• Stated task:
Provide the data again in its entirety, exactly as given.

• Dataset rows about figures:

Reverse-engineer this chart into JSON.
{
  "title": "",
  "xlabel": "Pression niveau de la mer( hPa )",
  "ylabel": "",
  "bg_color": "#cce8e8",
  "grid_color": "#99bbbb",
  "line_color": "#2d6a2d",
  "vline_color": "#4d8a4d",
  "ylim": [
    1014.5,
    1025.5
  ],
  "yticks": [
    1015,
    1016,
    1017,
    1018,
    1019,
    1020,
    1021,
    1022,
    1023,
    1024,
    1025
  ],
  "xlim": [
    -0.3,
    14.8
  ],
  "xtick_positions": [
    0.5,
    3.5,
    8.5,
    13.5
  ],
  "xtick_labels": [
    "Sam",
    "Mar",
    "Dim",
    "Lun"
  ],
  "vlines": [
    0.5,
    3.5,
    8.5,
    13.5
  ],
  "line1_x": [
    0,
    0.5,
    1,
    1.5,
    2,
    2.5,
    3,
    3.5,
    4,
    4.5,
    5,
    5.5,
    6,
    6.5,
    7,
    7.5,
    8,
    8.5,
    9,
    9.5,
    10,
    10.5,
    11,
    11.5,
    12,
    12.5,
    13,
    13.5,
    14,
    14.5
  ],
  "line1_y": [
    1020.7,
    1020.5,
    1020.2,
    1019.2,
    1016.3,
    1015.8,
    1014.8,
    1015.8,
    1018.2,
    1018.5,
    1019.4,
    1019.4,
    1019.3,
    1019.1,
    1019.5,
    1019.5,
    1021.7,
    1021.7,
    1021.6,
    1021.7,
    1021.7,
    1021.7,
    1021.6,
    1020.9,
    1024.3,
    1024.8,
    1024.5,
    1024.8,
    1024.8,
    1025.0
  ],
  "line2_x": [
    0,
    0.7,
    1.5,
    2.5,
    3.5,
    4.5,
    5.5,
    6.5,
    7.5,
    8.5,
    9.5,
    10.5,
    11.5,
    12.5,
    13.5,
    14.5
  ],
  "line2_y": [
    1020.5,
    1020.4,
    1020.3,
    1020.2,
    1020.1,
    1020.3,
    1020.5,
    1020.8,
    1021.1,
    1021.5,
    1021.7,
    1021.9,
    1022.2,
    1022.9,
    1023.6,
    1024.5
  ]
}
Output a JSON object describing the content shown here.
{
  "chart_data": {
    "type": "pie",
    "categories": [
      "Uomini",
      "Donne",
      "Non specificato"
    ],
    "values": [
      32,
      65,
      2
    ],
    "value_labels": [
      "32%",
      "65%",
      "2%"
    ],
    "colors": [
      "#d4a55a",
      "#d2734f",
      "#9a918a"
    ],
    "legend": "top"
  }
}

• Result of the task:
Reverse-engineer this chart into JSON.
{
  "title": "",
  "xlabel": "Pression niveau de la mer( hPa )",
  "ylabel": "",
  "bg_color": "#cce8e8",
  "grid_color": "#99bbbb",
  "line_color": "#2d6a2d",
  "vline_color": "#4d8a4d",
  "ylim": [
    1014.5,
    1025.5
  ],
  "yticks": [
    1015,
    1016,
    1017,
    1018,
    1019,
    1020,
    1021,
    1022,
    1023,
    1024,
    1025
  ],
  "xlim": [
    -0.3,
    14.8
  ],
  "xtick_positions": [
    0.5,
    3.5,
    8.5,
    13.5
  ],
  "xtick_labels": [
    "Sam",
    "Mar",
    "Dim",
    "Lun"
  ],
  "vlines": [
    0.5,
    3.5,
    8.5,
    13.5
  ],
  "line1_x": [
    0,
    0.5,
    1,
    1.5,
    2,
    2.5,
    3,
    3.5,
    4,
    4.5,
    5,
    5.5,
    6,
    6.5,
    7,
    7.5,
    8,
    8.5,
    9,
    9.5,
    10,
    10.5,
    11,
    11.5,
    12,
    12.5,
    13,
    13.5,
    14,
    14.5
  ],
  "line1_y": [
    1020.7,
    1020.5,
    1020.2,
    1019.2,
    1016.3,
    1015.8,
    1014.8,
    1015.8,
    1018.2,
    1018.5,
    1019.4,
    1019.4,
    1019.3,
    1019.1,
    1019.5,
    1019.5,
    1021.7,
    1021.7,
    1021.6,
    1021.7,
    1021.7,
    1021.7,
    1021.6,
    1020.9,
    1024.3,
    1024.8,
    1024.5,
    1024.8,
    1024.8,
    1025.0
  ],
  "line2_x": [
    0,
    0.7,
    1.5,
    2.5,
    3.5,
    4.5,
    5.5,
    6.5,
    7.5,
    8.5,
    9.5,
    10.5,
    11.5,
    12.5,
    13.5,
    14.5
  ],
  "line2_y": [
    1020.5,
    1020.4,
    1020.3,
    1020.2,
    1020.1,
    1020.3,
    1020.5,
    1020.8,
    1021.1,
    1021.5,
    1021.7,
    1021.9,
    1022.2,
    1022.9,
    1023.6,
    1024.5
  ]
}
Output a JSON object describing the content shown here.
{
  "chart_data": {
    "type": "pie",
    "categories": [
      "Uomini",
      "Donne",
      "Non specificato"
    ],
    "values": [
      32,
      65,
      2
    ],
    "value_labels": [
      "32%",
      "65%",
      "2%"
    ],
    "colors": [
      "#d4a55a",
      "#d2734f",
      "#9a918a"
    ],
    "legend": "top"
  }
}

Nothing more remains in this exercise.